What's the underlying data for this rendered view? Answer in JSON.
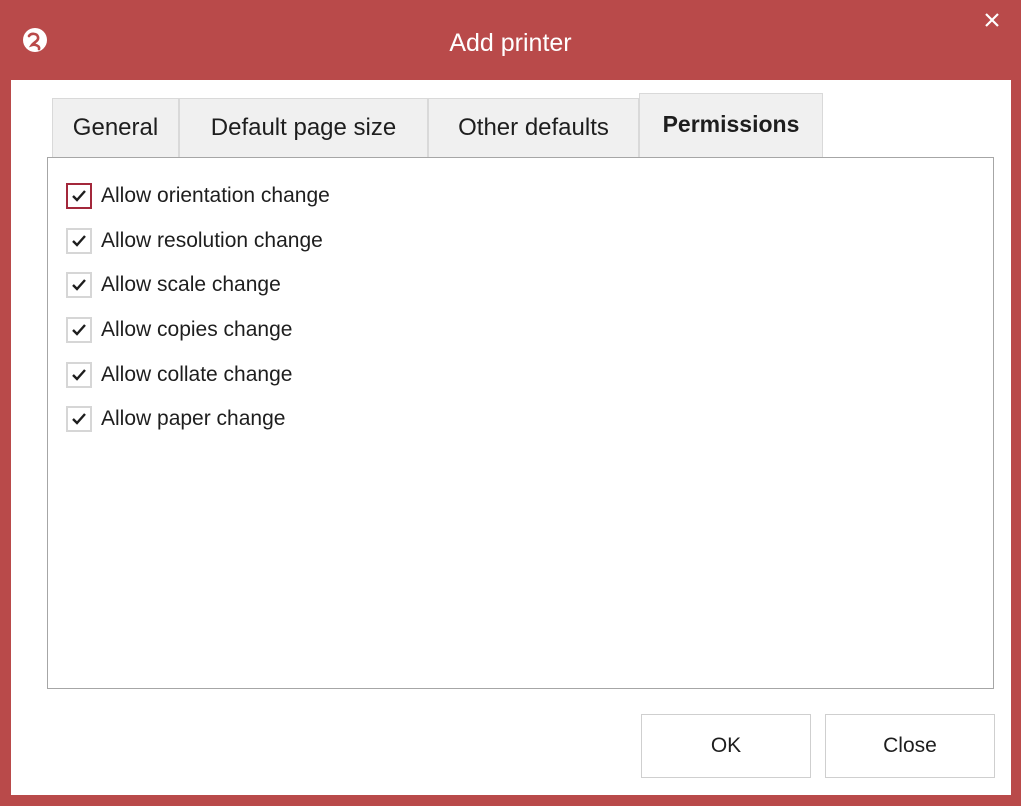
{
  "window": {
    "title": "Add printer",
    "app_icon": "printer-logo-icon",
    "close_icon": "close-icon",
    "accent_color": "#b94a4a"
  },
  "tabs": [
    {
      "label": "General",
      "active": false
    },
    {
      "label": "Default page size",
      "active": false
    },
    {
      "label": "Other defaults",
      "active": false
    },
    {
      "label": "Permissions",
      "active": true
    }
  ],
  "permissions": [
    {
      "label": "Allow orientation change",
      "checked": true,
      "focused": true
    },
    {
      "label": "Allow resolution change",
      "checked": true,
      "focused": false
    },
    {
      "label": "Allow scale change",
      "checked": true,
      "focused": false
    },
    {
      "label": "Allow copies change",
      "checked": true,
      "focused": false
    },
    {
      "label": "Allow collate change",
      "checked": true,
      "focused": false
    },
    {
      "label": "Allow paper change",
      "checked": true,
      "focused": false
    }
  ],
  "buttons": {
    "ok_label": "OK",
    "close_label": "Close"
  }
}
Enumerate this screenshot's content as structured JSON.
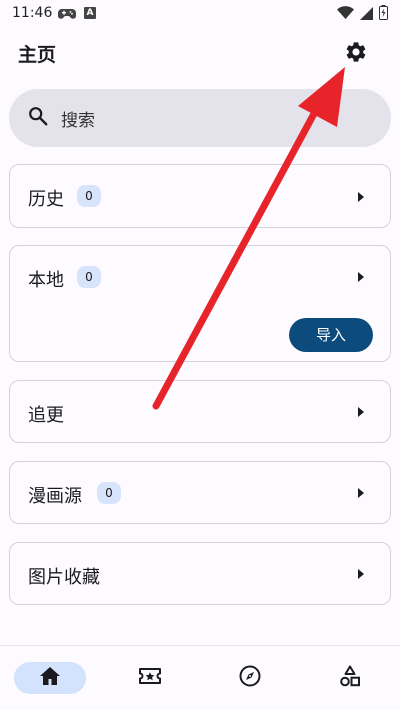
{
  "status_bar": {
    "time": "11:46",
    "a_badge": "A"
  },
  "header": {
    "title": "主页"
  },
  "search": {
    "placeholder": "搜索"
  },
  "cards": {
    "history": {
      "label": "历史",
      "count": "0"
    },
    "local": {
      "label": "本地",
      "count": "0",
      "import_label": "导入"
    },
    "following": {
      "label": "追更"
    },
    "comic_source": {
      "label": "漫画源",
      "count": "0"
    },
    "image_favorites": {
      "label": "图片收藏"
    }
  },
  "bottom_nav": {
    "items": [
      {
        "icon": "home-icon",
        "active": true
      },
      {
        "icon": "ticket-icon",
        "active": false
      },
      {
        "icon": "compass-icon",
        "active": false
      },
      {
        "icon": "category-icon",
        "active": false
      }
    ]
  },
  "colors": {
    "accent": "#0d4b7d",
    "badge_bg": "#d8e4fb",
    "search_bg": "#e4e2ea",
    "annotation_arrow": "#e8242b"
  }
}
============
GOAL:
Pick out every line holding the string "this" and return it.

COMPLETE OUTPUT:
What's the underlying data for this rendered view? Answer in JSON.
Enumerate this screenshot's content as structured JSON.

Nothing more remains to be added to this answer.